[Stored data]
--- Start ---

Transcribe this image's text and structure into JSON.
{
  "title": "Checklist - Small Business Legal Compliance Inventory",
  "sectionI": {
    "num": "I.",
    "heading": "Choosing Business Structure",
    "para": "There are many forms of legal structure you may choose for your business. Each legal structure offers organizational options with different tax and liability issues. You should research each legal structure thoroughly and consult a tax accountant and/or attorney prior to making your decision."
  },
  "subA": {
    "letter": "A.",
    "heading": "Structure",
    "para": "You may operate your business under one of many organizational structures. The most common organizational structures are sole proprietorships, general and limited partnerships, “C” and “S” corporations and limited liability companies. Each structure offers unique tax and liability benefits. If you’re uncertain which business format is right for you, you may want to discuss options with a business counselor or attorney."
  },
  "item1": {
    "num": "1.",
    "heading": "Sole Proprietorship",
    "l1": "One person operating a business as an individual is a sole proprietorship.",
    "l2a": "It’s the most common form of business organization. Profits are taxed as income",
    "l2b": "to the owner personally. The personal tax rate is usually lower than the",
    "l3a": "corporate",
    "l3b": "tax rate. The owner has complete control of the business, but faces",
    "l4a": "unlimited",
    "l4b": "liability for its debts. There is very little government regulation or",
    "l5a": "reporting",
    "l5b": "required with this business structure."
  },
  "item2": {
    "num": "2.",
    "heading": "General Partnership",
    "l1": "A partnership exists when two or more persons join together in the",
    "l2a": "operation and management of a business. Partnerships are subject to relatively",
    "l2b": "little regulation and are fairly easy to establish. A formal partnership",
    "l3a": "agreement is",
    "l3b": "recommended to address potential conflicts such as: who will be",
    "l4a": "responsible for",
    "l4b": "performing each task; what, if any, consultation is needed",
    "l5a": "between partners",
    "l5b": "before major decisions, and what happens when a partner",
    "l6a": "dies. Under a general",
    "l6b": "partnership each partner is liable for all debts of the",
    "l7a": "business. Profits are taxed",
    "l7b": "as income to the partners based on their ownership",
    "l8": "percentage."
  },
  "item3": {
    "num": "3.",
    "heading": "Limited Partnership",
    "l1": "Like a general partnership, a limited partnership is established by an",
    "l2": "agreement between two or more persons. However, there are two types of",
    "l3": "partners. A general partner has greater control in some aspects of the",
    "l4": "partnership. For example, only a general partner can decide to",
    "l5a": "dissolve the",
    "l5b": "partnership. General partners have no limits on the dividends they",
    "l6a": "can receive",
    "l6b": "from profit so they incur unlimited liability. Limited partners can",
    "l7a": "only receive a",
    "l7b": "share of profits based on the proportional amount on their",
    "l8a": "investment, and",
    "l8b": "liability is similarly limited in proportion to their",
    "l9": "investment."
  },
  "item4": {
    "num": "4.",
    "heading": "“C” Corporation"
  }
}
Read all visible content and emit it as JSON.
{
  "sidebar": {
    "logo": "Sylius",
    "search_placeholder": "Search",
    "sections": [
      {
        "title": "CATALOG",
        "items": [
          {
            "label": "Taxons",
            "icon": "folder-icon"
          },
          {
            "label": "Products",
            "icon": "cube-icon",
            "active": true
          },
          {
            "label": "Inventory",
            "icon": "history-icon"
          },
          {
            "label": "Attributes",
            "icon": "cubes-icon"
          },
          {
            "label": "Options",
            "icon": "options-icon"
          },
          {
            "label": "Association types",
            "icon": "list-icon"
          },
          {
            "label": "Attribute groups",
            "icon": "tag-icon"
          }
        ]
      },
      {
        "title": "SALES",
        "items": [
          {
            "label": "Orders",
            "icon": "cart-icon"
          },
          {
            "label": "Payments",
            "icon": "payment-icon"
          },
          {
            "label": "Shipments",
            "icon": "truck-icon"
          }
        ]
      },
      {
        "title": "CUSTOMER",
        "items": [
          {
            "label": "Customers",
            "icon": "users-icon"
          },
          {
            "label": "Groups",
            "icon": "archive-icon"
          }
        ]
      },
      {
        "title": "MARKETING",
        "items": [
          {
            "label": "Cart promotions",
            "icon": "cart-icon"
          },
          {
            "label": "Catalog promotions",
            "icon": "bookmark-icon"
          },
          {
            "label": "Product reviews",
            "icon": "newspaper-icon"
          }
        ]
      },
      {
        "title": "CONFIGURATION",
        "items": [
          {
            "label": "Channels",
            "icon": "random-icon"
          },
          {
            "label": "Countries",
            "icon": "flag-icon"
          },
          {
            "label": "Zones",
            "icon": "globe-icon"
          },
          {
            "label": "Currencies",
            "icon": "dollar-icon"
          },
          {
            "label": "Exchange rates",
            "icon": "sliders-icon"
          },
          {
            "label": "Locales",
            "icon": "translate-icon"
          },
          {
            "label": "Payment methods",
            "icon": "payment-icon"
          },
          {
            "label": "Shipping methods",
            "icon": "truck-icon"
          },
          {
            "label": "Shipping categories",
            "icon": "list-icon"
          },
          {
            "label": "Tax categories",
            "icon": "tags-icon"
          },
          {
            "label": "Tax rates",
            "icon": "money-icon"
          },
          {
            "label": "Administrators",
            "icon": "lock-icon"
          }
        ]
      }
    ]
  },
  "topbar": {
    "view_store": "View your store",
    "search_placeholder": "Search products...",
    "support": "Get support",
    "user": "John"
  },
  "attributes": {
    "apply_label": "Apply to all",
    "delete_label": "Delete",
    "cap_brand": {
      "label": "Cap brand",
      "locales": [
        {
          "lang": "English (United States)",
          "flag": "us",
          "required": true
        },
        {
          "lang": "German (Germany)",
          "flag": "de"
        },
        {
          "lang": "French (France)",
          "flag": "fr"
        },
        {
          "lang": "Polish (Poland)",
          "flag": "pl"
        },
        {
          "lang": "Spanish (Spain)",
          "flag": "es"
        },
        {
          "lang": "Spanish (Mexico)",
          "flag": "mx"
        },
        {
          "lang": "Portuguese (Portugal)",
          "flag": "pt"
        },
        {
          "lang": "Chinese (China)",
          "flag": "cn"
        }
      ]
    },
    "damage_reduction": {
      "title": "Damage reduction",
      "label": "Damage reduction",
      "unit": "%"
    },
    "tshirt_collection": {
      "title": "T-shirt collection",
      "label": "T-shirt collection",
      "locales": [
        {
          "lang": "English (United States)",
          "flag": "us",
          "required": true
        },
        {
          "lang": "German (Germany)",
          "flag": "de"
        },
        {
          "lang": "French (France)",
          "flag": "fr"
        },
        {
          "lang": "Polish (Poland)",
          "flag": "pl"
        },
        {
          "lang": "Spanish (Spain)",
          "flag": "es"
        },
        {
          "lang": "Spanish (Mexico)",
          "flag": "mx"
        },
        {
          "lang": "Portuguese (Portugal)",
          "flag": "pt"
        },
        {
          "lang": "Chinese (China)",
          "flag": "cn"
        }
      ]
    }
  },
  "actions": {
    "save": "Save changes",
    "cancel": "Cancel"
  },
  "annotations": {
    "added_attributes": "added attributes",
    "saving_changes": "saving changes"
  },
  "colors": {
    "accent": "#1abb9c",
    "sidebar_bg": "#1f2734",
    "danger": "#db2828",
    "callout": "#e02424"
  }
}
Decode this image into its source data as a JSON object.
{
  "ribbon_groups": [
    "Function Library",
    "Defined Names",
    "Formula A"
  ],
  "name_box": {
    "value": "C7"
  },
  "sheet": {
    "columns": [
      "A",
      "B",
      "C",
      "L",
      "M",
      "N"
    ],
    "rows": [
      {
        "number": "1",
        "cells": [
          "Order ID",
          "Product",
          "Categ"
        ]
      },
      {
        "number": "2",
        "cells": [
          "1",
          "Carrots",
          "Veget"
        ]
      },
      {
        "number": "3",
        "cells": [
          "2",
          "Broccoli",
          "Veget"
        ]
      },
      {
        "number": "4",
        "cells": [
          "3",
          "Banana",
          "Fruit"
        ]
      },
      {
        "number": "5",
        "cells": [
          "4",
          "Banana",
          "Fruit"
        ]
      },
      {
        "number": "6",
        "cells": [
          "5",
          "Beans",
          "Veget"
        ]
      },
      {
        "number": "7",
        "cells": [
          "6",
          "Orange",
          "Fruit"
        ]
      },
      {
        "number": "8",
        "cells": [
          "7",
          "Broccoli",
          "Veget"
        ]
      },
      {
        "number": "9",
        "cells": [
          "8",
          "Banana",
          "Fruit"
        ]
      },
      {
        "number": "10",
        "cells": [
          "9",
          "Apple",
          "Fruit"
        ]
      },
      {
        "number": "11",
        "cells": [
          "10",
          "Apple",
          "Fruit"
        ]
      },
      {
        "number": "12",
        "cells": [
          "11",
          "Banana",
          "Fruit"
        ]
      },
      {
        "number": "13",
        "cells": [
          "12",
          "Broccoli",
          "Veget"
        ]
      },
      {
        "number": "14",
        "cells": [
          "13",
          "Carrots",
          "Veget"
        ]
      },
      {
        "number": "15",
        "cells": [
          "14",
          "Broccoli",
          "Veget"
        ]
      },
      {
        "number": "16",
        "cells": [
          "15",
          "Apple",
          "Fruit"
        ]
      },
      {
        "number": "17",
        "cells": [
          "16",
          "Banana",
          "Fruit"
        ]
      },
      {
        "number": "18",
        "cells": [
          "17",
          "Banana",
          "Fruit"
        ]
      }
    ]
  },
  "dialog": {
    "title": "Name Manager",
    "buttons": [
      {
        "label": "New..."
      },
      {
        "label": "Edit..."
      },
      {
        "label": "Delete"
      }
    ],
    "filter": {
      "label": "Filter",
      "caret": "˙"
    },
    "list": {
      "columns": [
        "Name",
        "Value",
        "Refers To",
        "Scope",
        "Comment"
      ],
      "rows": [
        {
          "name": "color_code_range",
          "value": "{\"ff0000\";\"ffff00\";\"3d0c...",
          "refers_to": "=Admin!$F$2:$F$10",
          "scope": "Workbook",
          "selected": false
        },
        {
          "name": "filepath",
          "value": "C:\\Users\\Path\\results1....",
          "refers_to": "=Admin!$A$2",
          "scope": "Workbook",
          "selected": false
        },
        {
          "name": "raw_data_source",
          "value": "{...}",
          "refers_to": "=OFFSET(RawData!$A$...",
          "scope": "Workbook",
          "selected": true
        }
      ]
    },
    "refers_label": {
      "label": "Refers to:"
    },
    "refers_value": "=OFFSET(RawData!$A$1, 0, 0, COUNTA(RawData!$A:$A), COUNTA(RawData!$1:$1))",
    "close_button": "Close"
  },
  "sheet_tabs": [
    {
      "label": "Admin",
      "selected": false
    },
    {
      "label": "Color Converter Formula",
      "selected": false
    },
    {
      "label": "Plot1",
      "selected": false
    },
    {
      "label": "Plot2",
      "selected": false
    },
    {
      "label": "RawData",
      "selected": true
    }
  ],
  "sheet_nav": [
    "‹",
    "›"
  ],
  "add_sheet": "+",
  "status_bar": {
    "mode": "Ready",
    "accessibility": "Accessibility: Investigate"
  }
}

--- End ---

▸ **GIVEN REQUEST**
Report how many lines in the listing include the word "what". Give nothing but the count.

▸ **FINAL RESULT**
2